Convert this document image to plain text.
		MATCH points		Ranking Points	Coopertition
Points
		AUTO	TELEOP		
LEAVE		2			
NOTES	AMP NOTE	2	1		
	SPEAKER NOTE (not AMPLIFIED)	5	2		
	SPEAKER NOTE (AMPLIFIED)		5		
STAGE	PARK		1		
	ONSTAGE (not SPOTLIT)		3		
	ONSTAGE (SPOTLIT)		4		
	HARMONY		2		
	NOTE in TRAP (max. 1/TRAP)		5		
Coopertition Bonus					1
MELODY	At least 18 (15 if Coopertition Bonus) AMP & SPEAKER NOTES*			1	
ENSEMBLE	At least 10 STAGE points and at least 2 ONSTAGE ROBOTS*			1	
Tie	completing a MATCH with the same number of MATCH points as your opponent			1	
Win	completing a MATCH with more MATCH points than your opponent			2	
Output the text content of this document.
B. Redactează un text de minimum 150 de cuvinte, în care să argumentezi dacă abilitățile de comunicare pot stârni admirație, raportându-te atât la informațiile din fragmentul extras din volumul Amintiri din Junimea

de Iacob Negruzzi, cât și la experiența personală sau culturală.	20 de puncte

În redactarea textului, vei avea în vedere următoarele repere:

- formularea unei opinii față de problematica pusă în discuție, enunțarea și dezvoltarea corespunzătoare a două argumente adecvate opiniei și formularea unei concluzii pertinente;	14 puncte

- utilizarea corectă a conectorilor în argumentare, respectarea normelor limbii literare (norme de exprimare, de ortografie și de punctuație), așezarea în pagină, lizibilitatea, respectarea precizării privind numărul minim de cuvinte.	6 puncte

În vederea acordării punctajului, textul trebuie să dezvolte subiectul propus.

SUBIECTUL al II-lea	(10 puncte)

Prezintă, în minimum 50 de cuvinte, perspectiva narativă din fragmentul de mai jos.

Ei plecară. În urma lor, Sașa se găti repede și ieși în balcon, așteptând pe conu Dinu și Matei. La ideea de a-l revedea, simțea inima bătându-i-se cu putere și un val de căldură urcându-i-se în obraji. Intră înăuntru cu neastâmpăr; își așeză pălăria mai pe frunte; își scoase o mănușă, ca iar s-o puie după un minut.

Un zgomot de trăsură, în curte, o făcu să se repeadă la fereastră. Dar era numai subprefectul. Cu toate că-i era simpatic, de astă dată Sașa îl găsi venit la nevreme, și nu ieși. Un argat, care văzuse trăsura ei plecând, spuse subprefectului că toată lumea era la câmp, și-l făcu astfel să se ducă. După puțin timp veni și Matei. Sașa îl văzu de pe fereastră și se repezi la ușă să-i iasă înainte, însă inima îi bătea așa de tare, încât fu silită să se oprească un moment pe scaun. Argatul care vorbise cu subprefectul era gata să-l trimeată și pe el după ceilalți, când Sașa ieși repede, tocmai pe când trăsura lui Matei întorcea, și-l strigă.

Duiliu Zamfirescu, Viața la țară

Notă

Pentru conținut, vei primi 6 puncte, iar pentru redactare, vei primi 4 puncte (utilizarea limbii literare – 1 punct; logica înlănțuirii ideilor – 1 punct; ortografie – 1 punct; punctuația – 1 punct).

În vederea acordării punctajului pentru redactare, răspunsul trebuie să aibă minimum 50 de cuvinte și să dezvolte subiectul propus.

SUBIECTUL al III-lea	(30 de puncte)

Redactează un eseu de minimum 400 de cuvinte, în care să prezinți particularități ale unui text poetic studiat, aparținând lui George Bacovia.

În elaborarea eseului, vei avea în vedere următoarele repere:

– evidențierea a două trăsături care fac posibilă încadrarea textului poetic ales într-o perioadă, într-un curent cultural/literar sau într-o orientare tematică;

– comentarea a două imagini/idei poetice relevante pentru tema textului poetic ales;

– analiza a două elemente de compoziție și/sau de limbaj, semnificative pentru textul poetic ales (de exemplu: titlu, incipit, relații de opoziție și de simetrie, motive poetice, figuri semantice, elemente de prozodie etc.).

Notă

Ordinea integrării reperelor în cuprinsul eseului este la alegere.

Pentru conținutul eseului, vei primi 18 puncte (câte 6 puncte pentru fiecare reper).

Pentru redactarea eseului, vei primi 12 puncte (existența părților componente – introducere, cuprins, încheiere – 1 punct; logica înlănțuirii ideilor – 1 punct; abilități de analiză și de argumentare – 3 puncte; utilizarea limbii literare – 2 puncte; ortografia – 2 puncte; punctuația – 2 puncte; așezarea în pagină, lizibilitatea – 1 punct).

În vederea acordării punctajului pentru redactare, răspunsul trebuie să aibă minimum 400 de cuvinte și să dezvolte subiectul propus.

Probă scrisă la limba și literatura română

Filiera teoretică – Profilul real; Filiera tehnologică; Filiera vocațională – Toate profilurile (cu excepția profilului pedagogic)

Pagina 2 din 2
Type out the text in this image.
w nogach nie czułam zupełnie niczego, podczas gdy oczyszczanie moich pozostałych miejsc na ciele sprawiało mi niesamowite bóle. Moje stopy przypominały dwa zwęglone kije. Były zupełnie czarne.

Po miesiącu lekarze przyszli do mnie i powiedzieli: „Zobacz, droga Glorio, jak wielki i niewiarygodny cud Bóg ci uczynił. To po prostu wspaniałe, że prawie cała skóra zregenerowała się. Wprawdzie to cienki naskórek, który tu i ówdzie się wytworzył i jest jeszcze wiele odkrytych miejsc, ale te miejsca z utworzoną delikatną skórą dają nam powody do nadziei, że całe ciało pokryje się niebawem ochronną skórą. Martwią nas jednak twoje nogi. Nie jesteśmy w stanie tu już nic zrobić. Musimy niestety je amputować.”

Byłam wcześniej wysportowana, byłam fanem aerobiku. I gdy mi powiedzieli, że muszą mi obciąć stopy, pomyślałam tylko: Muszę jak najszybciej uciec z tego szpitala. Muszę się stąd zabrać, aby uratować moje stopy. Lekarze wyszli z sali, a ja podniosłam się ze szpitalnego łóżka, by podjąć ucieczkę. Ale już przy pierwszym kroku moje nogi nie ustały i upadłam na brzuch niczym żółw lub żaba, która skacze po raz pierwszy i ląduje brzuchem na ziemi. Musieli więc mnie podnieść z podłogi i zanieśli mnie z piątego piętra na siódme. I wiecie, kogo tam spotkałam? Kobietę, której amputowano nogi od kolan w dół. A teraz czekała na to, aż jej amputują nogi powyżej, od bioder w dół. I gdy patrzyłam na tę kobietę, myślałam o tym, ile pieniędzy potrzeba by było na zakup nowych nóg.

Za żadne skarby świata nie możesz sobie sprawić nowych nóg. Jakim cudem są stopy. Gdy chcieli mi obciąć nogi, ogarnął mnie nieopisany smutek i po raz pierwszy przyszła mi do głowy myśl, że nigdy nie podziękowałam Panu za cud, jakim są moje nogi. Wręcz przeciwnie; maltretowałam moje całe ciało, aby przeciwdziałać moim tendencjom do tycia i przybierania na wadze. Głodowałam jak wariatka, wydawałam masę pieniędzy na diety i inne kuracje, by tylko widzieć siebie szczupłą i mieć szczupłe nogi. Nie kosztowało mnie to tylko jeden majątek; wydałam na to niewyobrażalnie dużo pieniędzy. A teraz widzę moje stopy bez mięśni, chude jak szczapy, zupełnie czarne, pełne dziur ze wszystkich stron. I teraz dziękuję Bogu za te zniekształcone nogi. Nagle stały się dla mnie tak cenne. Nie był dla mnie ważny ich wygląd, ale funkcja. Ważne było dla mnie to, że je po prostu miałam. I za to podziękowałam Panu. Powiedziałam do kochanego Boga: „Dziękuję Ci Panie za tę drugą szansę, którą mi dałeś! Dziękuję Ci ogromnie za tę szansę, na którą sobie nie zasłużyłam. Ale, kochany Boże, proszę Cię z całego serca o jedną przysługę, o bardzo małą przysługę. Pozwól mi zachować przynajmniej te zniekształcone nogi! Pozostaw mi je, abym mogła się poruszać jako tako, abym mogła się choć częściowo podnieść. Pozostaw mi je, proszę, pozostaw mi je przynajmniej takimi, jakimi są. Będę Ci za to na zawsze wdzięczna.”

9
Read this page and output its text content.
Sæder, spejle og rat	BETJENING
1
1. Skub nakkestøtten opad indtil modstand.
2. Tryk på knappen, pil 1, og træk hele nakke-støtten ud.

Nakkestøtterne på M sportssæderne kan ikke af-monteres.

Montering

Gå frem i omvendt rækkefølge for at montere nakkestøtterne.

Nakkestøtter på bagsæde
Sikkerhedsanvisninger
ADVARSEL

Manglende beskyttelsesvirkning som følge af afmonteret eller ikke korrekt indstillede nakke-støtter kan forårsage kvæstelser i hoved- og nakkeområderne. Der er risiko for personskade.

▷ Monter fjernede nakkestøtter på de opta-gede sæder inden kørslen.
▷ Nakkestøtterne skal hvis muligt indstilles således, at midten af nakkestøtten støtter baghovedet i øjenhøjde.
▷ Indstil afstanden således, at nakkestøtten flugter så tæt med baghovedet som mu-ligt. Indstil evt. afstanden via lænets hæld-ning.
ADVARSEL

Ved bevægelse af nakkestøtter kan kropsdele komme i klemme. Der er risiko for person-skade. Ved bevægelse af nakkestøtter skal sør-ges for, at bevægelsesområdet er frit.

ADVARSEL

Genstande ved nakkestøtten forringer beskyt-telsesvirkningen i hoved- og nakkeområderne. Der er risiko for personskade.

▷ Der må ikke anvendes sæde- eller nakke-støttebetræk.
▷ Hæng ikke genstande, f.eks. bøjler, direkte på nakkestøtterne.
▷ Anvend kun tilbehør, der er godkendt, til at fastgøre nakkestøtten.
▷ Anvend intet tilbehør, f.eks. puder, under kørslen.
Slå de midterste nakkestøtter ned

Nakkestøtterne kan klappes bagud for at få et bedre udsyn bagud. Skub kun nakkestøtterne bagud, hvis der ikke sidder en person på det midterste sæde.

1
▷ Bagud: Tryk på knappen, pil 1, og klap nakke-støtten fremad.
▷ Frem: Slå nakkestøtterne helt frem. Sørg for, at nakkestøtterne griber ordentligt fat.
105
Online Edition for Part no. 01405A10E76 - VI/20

### WHAT THE TASK ASKS
From the line containing "Read this page and output its text content." through the final line of the listing above, retype every line exactly; leave out everything else.

### FINAL ANSWER
Read this page and output its text content.
Sæder, spejle og rat	BETJENING
1
1. Skub nakkestøtten opad indtil modstand.
2. Tryk på knappen, pil 1, og træk hele nakke-støtten ud.

Nakkestøtterne på M sportssæderne kan ikke af-monteres.

Montering

Gå frem i omvendt rækkefølge for at montere nakkestøtterne.

Nakkestøtter på bagsæde
Sikkerhedsanvisninger
ADVARSEL

Manglende beskyttelsesvirkning som følge af afmonteret eller ikke korrekt indstillede nakke-støtter kan forårsage kvæstelser i hoved- og nakkeområderne. Der er risiko for personskade.

▷ Monter fjernede nakkestøtter på de opta-gede sæder inden kørslen.
▷ Nakkestøtterne skal hvis muligt indstilles således, at midten af nakkestøtten støtter baghovedet i øjenhøjde.
▷ Indstil afstanden således, at nakkestøtten flugter så tæt med baghovedet som mu-ligt. Indstil evt. afstanden via lænets hæld-ning.
ADVARSEL

Ved bevægelse af nakkestøtter kan kropsdele komme i klemme. Der er risiko for person-skade. Ved bevægelse af nakkestøtter skal sør-ges for, at bevægelsesområdet er frit.

ADVARSEL

Genstande ved nakkestøtten forringer beskyt-telsesvirkningen i hoved- og nakkeområderne. Der er risiko for personskade.

▷ Der må ikke anvendes sæde- eller nakke-støttebetræk.
▷ Hæng ikke genstande, f.eks. bøjler, direkte på nakkestøtterne.
▷ Anvend kun tilbehør, der er godkendt, til at fastgøre nakkestøtten.
▷ Anvend intet tilbehør, f.eks. puder, under kørslen.
Slå de midterste nakkestøtter ned

Nakkestøtterne kan klappes bagud for at få et bedre udsyn bagud. Skub kun nakkestøtterne bagud, hvis der ikke sidder en person på det midterste sæde.

1
▷ Bagud: Tryk på knappen, pil 1, og klap nakke-støtten fremad.
▷ Frem: Slå nakkestøtterne helt frem. Sørg for, at nakkestøtterne griber ordentligt fat.
105
Online Edition for Part no. 01405A10E76 - VI/20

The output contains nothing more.